__DIRECTION__: Skip the images and copy each record exactly as written.

═════ RECORDS PROVIDED

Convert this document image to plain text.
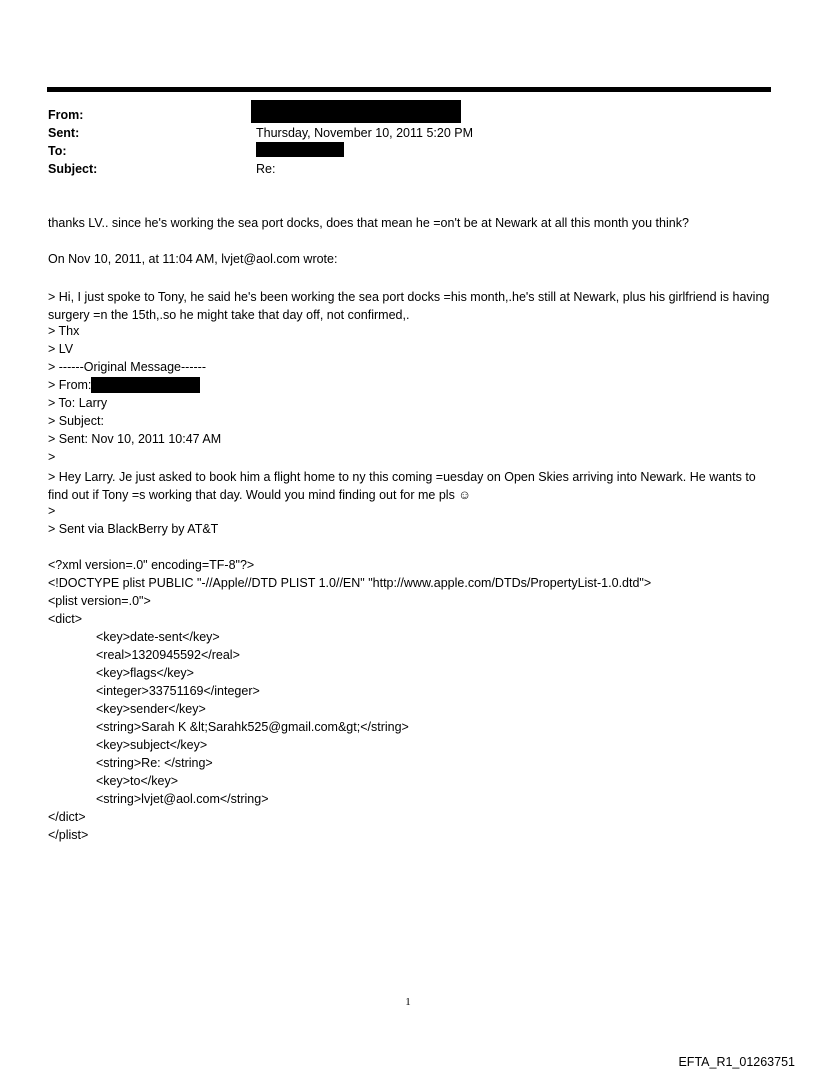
From:
Sent:	Thursday, November 10, 2011 5:20 PM
To:
Subject:	Re:
thanks LV.. since he's working the sea port docks, does that mean he =on't be at Newark at all this month you think?
On Nov 10, 2011, at 11:04 AM, lvjet@aol.com wrote:
> Hi, I just spoke to Tony, he said he's been working the sea port docks =his month,.he's still at Newark, plus his girlfriend is having surgery =n the 15th,.so he might take that day off, not confirmed,.
> Thx
> LV
> ------Original Message------
> From:
> To: Larry
> Subject:
> Sent: Nov 10, 2011 10:47 AM
>
> Hey Larry. Je just asked to book him a flight home to ny this coming =uesday on Open Skies arriving into Newark. He wants to find out if Tony =s working that day. Would you mind finding out for me pls ☺
>
> Sent via BlackBerry by AT&T
<?xml version=.0" encoding=TF-8"?>
<!DOCTYPE plist PUBLIC "-//Apple//DTD PLIST 1.0//EN" "http://www.apple.com/DTDs/PropertyList-1.0.dtd">
<plist version=.0">
<dict>
<key>date-sent</key>
<real>1320945592</real>
<key>flags</key>
<integer>33751169</integer>
<key>sender</key>
<string>Sarah K &lt;Sarahk525@gmail.com&gt;</string>
<key>subject</key>
<string>Re: </string>
<key>to</key>
<string>lvjet@aol.com</string>
</dict>
</plist>
1
EFTA_R1_01263751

══════════

__RESPONSE TO THIS TASK__:
Convert this document image to plain text.
From:
Sent:	Thursday, November 10, 2011 5:20 PM
To:
Subject:	Re:
thanks LV.. since he's working the sea port docks, does that mean he =on't be at Newark at all this month you think?
On Nov 10, 2011, at 11:04 AM, lvjet@aol.com wrote:
> Hi, I just spoke to Tony, he said he's been working the sea port docks =his month,.he's still at Newark, plus his girlfriend is having surgery =n the 15th,.so he might take that day off, not confirmed,.
> Thx
> LV
> ------Original Message------
> From:
> To: Larry
> Subject:
> Sent: Nov 10, 2011 10:47 AM
>
> Hey Larry. Je just asked to book him a flight home to ny this coming =uesday on Open Skies arriving into Newark. He wants to find out if Tony =s working that day. Would you mind finding out for me pls ☺
>
> Sent via BlackBerry by AT&T
<?xml version=.0" encoding=TF-8"?>
<!DOCTYPE plist PUBLIC "-//Apple//DTD PLIST 1.0//EN" "http://www.apple.com/DTDs/PropertyList-1.0.dtd">
<plist version=.0">
<dict>
<key>date-sent</key>
<real>1320945592</real>
<key>flags</key>
<integer>33751169</integer>
<key>sender</key>
<string>Sarah K &lt;Sarahk525@gmail.com&gt;</string>
<key>subject</key>
<string>Re: </string>
<key>to</key>
<string>lvjet@aol.com</string>
</dict>
</plist>
1
EFTA_R1_01263751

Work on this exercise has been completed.